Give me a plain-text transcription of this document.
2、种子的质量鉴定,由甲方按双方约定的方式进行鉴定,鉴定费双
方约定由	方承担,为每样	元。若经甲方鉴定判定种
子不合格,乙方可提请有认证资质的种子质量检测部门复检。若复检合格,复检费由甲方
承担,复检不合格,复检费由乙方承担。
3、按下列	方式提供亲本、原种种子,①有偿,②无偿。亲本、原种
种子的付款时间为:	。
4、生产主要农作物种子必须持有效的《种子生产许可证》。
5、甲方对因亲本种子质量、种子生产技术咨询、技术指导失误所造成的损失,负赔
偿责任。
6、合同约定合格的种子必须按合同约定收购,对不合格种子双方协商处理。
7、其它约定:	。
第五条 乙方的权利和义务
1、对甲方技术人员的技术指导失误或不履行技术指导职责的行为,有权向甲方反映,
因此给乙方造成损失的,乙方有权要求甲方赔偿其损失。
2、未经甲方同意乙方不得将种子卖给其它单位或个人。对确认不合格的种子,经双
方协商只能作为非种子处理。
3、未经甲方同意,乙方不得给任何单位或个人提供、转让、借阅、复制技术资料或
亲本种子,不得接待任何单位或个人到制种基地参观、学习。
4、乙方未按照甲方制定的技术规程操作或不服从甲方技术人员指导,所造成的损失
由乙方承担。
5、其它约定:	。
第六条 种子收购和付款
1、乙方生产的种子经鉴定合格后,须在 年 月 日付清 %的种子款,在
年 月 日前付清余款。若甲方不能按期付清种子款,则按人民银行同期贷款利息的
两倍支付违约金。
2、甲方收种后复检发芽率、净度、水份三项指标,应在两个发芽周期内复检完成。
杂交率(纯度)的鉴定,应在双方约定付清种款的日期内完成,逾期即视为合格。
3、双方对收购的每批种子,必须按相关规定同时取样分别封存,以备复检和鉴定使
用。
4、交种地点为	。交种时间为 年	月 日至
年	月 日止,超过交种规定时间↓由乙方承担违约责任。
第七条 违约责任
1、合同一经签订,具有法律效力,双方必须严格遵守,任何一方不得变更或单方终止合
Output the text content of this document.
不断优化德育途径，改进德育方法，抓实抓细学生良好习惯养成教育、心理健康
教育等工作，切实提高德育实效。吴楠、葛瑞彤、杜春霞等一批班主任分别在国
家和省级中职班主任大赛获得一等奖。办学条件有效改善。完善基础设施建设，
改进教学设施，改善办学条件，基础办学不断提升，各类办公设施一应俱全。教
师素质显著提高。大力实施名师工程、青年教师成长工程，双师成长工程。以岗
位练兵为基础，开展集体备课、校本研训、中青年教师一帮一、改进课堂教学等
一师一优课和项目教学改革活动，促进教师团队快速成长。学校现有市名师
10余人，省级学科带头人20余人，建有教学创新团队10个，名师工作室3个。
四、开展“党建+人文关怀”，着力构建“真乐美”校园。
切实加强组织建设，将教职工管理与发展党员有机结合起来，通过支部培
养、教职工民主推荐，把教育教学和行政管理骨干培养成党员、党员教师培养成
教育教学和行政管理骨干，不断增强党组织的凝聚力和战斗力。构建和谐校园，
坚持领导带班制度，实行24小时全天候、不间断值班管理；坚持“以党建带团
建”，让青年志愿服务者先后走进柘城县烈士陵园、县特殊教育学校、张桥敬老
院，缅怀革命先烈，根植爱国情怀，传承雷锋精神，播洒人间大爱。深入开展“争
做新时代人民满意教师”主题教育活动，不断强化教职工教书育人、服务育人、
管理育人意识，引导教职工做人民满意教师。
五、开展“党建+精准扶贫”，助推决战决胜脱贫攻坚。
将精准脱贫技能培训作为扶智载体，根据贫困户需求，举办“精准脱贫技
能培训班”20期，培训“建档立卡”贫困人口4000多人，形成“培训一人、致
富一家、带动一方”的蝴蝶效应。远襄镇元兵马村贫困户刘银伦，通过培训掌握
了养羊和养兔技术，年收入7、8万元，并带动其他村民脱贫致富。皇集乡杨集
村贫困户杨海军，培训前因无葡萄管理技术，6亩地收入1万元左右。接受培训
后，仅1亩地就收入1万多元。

============================================================

§ **Goal**
Among the lines of the data, identify those with the word "this". Copy each of them.

§ **Expected answer**
Give me a plain-text transcription of this document.
Output the text content of this document.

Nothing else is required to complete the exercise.